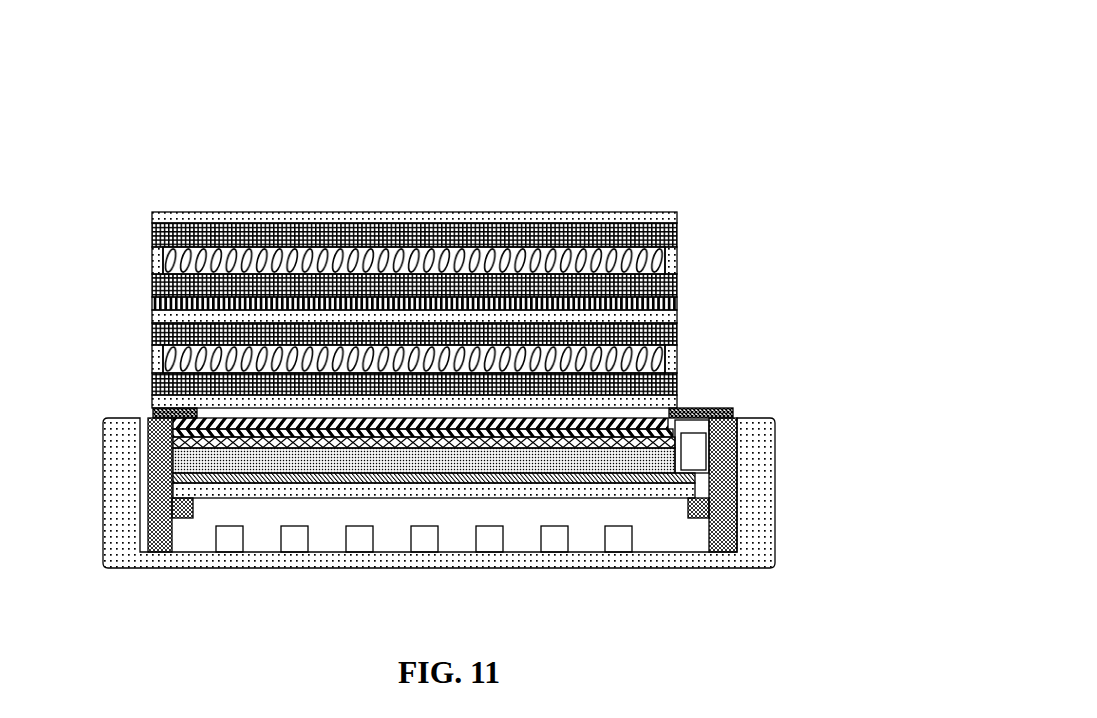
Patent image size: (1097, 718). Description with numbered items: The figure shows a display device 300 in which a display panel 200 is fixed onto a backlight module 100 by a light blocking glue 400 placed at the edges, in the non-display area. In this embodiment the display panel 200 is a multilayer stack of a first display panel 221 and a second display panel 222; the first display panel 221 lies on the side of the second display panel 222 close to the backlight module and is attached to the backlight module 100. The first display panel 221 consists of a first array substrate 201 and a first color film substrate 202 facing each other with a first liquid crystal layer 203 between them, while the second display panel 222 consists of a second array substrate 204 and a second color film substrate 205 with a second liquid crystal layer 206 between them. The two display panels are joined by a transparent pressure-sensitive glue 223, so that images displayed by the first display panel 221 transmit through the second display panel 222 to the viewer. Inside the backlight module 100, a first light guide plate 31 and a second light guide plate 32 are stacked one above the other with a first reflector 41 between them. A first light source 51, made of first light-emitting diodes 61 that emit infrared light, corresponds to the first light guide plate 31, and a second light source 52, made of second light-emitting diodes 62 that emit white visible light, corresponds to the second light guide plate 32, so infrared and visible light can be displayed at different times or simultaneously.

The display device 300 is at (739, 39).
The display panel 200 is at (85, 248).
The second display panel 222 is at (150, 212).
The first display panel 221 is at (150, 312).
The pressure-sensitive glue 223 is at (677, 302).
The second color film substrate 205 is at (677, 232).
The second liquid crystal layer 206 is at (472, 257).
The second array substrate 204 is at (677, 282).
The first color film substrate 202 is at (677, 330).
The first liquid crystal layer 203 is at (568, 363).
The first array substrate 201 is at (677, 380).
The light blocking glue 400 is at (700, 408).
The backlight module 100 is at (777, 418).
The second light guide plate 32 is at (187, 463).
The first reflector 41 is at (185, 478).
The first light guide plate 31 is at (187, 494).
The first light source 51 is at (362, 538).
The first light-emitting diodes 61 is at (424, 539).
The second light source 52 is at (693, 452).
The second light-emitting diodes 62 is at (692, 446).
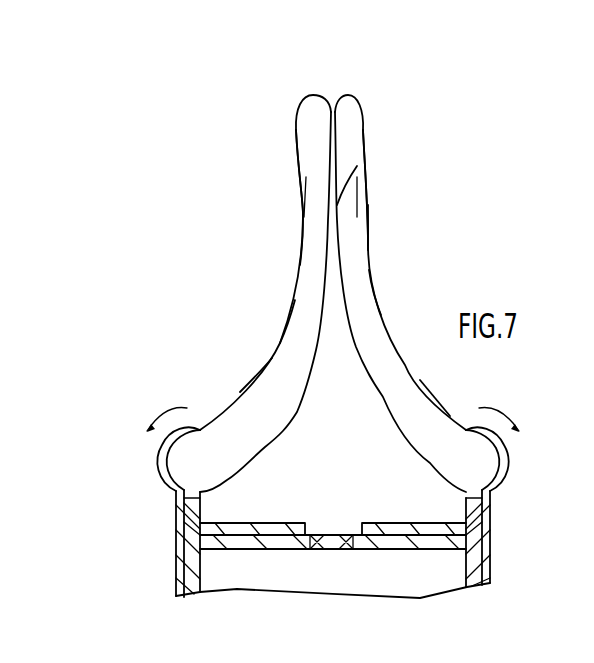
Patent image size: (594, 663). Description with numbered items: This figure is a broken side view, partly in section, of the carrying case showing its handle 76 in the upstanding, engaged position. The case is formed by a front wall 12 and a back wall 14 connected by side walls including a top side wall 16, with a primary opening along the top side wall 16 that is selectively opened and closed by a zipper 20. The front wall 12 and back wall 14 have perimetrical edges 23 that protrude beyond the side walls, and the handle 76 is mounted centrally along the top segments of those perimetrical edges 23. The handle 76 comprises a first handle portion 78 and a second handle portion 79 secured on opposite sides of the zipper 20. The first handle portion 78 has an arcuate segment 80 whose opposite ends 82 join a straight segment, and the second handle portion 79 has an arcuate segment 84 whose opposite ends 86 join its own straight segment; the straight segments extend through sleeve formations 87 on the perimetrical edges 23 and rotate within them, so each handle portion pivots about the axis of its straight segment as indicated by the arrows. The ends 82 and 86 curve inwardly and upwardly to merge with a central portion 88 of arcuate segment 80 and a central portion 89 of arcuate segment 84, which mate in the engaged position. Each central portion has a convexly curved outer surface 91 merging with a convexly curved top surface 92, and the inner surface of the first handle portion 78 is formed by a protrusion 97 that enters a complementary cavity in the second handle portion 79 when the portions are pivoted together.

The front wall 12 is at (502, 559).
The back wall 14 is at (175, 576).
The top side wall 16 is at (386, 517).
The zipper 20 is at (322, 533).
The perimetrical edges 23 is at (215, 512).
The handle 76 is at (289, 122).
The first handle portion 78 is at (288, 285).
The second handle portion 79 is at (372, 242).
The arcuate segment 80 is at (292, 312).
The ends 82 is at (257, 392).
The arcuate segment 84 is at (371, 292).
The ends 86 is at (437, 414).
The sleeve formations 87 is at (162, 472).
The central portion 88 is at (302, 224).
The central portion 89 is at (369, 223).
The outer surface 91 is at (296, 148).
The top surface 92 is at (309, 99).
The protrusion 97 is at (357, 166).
════════════════
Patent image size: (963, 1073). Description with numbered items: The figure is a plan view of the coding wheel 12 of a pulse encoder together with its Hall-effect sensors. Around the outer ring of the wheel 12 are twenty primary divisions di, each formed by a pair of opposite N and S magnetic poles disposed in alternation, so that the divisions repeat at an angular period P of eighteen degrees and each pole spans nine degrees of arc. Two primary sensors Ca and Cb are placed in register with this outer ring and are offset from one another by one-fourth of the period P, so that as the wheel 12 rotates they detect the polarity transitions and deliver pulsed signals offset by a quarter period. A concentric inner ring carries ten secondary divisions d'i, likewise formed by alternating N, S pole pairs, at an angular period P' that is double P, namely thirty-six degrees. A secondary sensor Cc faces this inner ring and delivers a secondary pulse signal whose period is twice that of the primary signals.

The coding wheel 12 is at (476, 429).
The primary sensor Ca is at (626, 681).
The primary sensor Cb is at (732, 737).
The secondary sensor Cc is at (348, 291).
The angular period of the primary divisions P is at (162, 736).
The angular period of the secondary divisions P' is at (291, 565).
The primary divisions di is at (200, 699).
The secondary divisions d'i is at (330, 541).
════════════════
Find each line in the listing above that contains the word "wheel" and copy those lines out.

Patent image size: (963, 1073). Description with numbered items: The figure is a plan view of the coding wheel 12 of a pulse encoder together with its Hall-effect sensors. Around the outer ring of the wheel 12 are twenty primary divisions di, each formed by a pair of opposite N and S magnetic poles disposed in alternation, so that the divisions repeat at an angular period P of eighteen degrees and each pole spans nine degrees of arc. Two primary sensors Ca and Cb are placed in register with this outer ring and are offset from one another by one-fourth of the period P, so that as the wheel 12 rotates they detect the polarity transitions and deliver pulsed signals offset by a quarter period. A concentric inner ring carries ten secondary divisions d'i, likewise formed by alternating N, S pole pairs, at an angular period P' that is double P, namely thirty-six degrees. A secondary sensor Cc faces this inner ring and delivers a secondary pulse signal whose period is twice that of the primary signals.
The coding wheel 12 is at (476, 429).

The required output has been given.